INSTRUCTIONS FOR THE TASK: Go through the listing below and list every line with "coordinate".

Figure contents as structured data
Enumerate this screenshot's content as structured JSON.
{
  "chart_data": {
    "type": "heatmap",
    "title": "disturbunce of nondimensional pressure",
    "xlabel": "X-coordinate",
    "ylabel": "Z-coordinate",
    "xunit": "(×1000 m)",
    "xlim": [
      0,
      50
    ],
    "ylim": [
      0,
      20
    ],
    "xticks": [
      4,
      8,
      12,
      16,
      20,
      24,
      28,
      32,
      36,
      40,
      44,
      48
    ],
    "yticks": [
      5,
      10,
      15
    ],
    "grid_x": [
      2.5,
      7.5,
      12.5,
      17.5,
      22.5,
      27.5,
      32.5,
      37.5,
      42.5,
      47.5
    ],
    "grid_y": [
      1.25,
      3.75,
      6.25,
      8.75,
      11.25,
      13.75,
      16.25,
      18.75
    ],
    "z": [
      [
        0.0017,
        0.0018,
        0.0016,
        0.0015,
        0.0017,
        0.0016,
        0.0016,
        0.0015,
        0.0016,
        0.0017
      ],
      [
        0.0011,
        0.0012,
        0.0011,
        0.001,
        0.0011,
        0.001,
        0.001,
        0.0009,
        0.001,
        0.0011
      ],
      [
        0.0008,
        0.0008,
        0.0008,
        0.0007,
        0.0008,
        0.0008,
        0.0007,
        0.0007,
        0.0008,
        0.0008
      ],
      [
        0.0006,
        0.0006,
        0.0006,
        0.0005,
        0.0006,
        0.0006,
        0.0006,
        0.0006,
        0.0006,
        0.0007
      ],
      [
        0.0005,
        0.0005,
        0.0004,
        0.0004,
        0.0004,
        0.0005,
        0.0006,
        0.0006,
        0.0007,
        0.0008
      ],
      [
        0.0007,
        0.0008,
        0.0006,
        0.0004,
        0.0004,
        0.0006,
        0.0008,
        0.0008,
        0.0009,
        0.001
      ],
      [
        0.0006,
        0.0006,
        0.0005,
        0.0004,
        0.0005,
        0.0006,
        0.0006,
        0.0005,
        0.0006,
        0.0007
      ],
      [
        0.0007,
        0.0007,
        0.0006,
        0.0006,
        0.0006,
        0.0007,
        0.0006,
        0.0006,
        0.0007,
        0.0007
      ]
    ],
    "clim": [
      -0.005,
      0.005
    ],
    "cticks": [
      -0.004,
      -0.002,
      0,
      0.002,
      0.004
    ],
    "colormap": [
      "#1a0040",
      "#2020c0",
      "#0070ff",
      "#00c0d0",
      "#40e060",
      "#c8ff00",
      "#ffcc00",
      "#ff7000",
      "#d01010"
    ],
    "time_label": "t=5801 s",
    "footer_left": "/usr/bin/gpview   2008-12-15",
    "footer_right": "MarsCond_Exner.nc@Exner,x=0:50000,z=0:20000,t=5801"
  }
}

REPLY TO THE TASK:
    "xlabel": "X-coordinate",
    "ylabel": "Z-coordinate",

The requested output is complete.